(Stored entries)
>>>>

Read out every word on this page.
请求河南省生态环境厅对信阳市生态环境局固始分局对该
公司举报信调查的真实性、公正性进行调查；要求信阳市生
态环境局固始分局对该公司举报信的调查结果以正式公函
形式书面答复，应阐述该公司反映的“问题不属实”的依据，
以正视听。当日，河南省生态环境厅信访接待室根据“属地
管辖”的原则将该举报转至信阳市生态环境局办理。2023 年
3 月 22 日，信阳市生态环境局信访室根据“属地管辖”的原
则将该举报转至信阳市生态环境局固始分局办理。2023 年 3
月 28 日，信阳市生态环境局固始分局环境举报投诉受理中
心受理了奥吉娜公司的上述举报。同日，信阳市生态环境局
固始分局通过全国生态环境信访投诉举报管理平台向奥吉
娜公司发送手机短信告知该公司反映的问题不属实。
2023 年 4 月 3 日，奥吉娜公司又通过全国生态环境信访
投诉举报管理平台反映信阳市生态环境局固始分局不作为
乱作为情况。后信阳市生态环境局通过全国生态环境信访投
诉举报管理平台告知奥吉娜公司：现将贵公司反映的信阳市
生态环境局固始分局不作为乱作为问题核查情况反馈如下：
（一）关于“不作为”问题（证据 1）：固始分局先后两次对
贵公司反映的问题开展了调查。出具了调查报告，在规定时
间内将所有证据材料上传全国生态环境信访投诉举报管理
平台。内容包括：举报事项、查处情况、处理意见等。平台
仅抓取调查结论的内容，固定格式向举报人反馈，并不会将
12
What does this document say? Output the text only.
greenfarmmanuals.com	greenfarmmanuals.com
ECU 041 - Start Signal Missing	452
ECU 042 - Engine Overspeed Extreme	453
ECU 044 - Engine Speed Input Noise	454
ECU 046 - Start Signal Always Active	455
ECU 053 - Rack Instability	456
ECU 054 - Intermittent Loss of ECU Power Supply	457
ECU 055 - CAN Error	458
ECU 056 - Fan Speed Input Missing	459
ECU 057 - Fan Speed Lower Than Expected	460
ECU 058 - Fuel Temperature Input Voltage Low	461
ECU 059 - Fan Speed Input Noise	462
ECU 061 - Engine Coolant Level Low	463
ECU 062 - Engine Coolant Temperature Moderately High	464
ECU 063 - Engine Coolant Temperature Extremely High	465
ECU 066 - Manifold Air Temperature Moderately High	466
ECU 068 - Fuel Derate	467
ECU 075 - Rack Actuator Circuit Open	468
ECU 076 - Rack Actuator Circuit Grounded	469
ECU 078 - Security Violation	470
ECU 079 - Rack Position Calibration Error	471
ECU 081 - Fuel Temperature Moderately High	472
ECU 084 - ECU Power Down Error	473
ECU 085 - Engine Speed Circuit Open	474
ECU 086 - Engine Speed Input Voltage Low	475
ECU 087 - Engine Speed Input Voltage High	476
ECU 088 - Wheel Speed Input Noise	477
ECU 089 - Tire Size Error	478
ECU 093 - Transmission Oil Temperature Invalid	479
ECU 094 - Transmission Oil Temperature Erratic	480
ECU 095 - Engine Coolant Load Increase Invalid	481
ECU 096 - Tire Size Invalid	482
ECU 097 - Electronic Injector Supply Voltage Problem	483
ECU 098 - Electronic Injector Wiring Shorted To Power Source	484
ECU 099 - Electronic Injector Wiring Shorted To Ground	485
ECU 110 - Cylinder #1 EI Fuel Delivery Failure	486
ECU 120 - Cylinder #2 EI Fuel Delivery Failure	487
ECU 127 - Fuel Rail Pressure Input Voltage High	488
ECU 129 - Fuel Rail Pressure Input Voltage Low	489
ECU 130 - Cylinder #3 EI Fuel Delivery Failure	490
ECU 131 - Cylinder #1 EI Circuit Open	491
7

<<<<

[SHORT PROBLEM]: Return all the lines that contain the string "Wiring".

[RESPONSE]:
ECU 098 - Electronic Injector Wiring Shorted To Power Source	484
ECU 099 - Electronic Injector Wiring Shorted To Ground	485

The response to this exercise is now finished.